*TASK MATERIAL*.
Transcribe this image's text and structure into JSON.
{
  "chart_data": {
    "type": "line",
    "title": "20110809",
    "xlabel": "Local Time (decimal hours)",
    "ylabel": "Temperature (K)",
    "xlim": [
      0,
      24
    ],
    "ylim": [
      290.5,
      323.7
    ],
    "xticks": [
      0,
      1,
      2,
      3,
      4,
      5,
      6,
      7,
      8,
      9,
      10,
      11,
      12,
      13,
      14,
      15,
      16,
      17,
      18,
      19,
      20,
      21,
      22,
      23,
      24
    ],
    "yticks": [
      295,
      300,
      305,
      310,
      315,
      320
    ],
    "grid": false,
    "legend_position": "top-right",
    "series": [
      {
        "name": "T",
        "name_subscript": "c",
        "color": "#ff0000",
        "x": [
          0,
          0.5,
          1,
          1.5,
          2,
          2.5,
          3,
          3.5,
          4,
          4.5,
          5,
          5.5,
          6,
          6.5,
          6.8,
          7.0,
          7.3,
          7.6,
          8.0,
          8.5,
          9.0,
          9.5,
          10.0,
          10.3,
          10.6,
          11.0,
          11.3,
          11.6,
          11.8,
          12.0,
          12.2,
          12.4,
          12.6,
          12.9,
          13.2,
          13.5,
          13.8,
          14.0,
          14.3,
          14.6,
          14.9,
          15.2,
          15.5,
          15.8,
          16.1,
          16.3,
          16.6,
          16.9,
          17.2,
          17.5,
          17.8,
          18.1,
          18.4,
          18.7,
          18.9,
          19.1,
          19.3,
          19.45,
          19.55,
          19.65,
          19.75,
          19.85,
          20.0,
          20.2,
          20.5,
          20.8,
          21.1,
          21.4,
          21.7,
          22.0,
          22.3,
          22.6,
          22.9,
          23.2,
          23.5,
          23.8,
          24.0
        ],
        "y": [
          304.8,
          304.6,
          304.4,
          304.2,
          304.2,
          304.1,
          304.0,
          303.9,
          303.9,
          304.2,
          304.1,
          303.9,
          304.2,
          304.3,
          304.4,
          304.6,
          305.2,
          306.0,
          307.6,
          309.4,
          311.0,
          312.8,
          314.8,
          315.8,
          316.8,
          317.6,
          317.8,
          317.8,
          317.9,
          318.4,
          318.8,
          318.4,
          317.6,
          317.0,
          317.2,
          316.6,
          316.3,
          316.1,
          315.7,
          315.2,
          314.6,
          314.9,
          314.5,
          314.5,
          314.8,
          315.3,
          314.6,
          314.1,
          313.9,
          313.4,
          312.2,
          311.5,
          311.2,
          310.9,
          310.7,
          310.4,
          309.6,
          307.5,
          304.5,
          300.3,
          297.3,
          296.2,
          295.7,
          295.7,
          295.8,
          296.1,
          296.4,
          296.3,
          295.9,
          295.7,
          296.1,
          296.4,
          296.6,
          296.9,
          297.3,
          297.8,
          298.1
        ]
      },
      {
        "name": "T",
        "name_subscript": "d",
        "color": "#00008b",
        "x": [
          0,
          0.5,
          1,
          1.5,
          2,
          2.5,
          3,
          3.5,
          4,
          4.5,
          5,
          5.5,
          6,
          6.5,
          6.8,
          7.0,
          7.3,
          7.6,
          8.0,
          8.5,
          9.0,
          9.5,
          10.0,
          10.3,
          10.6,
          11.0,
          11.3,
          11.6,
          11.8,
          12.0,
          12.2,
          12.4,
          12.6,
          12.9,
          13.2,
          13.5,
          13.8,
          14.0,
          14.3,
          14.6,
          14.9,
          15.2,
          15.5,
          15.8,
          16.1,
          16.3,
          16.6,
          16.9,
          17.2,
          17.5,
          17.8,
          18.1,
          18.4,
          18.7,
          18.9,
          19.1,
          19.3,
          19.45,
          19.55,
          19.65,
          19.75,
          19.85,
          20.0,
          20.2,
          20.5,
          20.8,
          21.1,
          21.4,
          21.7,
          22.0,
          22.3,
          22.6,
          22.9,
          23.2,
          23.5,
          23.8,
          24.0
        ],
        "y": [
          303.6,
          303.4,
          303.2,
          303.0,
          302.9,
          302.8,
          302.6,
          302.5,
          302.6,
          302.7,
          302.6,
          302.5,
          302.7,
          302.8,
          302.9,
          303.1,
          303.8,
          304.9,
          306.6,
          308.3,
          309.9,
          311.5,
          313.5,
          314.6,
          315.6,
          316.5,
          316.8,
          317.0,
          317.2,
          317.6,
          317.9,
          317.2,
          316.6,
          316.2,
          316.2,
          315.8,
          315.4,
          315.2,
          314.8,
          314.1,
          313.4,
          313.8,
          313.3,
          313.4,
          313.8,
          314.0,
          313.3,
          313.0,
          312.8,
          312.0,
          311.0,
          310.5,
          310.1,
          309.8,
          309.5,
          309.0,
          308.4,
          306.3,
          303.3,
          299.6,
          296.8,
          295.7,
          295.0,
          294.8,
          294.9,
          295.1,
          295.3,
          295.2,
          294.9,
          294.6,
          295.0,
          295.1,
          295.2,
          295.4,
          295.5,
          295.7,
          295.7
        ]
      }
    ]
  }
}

*YOUR INSTRUCTIONS*.
Reproduce all of the entries word for word.

*REPLY TO THE TASK*.
Transcribe this image's text and structure into JSON.
{
  "chart_data": {
    "type": "line",
    "title": "20110809",
    "xlabel": "Local Time (decimal hours)",
    "ylabel": "Temperature (K)",
    "xlim": [
      0,
      24
    ],
    "ylim": [
      290.5,
      323.7
    ],
    "xticks": [
      0,
      1,
      2,
      3,
      4,
      5,
      6,
      7,
      8,
      9,
      10,
      11,
      12,
      13,
      14,
      15,
      16,
      17,
      18,
      19,
      20,
      21,
      22,
      23,
      24
    ],
    "yticks": [
      295,
      300,
      305,
      310,
      315,
      320
    ],
    "grid": false,
    "legend_position": "top-right",
    "series": [
      {
        "name": "T",
        "name_subscript": "c",
        "color": "#ff0000",
        "x": [
          0,
          0.5,
          1,
          1.5,
          2,
          2.5,
          3,
          3.5,
          4,
          4.5,
          5,
          5.5,
          6,
          6.5,
          6.8,
          7.0,
          7.3,
          7.6,
          8.0,
          8.5,
          9.0,
          9.5,
          10.0,
          10.3,
          10.6,
          11.0,
          11.3,
          11.6,
          11.8,
          12.0,
          12.2,
          12.4,
          12.6,
          12.9,
          13.2,
          13.5,
          13.8,
          14.0,
          14.3,
          14.6,
          14.9,
          15.2,
          15.5,
          15.8,
          16.1,
          16.3,
          16.6,
          16.9,
          17.2,
          17.5,
          17.8,
          18.1,
          18.4,
          18.7,
          18.9,
          19.1,
          19.3,
          19.45,
          19.55,
          19.65,
          19.75,
          19.85,
          20.0,
          20.2,
          20.5,
          20.8,
          21.1,
          21.4,
          21.7,
          22.0,
          22.3,
          22.6,
          22.9,
          23.2,
          23.5,
          23.8,
          24.0
        ],
        "y": [
          304.8,
          304.6,
          304.4,
          304.2,
          304.2,
          304.1,
          304.0,
          303.9,
          303.9,
          304.2,
          304.1,
          303.9,
          304.2,
          304.3,
          304.4,
          304.6,
          305.2,
          306.0,
          307.6,
          309.4,
          311.0,
          312.8,
          314.8,
          315.8,
          316.8,
          317.6,
          317.8,
          317.8,
          317.9,
          318.4,
          318.8,
          318.4,
          317.6,
          317.0,
          317.2,
          316.6,
          316.3,
          316.1,
          315.7,
          315.2,
          314.6,
          314.9,
          314.5,
          314.5,
          314.8,
          315.3,
          314.6,
          314.1,
          313.9,
          313.4,
          312.2,
          311.5,
          311.2,
          310.9,
          310.7,
          310.4,
          309.6,
          307.5,
          304.5,
          300.3,
          297.3,
          296.2,
          295.7,
          295.7,
          295.8,
          296.1,
          296.4,
          296.3,
          295.9,
          295.7,
          296.1,
          296.4,
          296.6,
          296.9,
          297.3,
          297.8,
          298.1
        ]
      },
      {
        "name": "T",
        "name_subscript": "d",
        "color": "#00008b",
        "x": [
          0,
          0.5,
          1,
          1.5,
          2,
          2.5,
          3,
          3.5,
          4,
          4.5,
          5,
          5.5,
          6,
          6.5,
          6.8,
          7.0,
          7.3,
          7.6,
          8.0,
          8.5,
          9.0,
          9.5,
          10.0,
          10.3,
          10.6,
          11.0,
          11.3,
          11.6,
          11.8,
          12.0,
          12.2,
          12.4,
          12.6,
          12.9,
          13.2,
          13.5,
          13.8,
          14.0,
          14.3,
          14.6,
          14.9,
          15.2,
          15.5,
          15.8,
          16.1,
          16.3,
          16.6,
          16.9,
          17.2,
          17.5,
          17.8,
          18.1,
          18.4,
          18.7,
          18.9,
          19.1,
          19.3,
          19.45,
          19.55,
          19.65,
          19.75,
          19.85,
          20.0,
          20.2,
          20.5,
          20.8,
          21.1,
          21.4,
          21.7,
          22.0,
          22.3,
          22.6,
          22.9,
          23.2,
          23.5,
          23.8,
          24.0
        ],
        "y": [
          303.6,
          303.4,
          303.2,
          303.0,
          302.9,
          302.8,
          302.6,
          302.5,
          302.6,
          302.7,
          302.6,
          302.5,
          302.7,
          302.8,
          302.9,
          303.1,
          303.8,
          304.9,
          306.6,
          308.3,
          309.9,
          311.5,
          313.5,
          314.6,
          315.6,
          316.5,
          316.8,
          317.0,
          317.2,
          317.6,
          317.9,
          317.2,
          316.6,
          316.2,
          316.2,
          315.8,
          315.4,
          315.2,
          314.8,
          314.1,
          313.4,
          313.8,
          313.3,
          313.4,
          313.8,
          314.0,
          313.3,
          313.0,
          312.8,
          312.0,
          311.0,
          310.5,
          310.1,
          309.8,
          309.5,
          309.0,
          308.4,
          306.3,
          303.3,
          299.6,
          296.8,
          295.7,
          295.0,
          294.8,
          294.9,
          295.1,
          295.3,
          295.2,
          294.9,
          294.6,
          295.0,
          295.1,
          295.2,
          295.4,
          295.5,
          295.7,
          295.7
        ]
      }
    ]
  }
}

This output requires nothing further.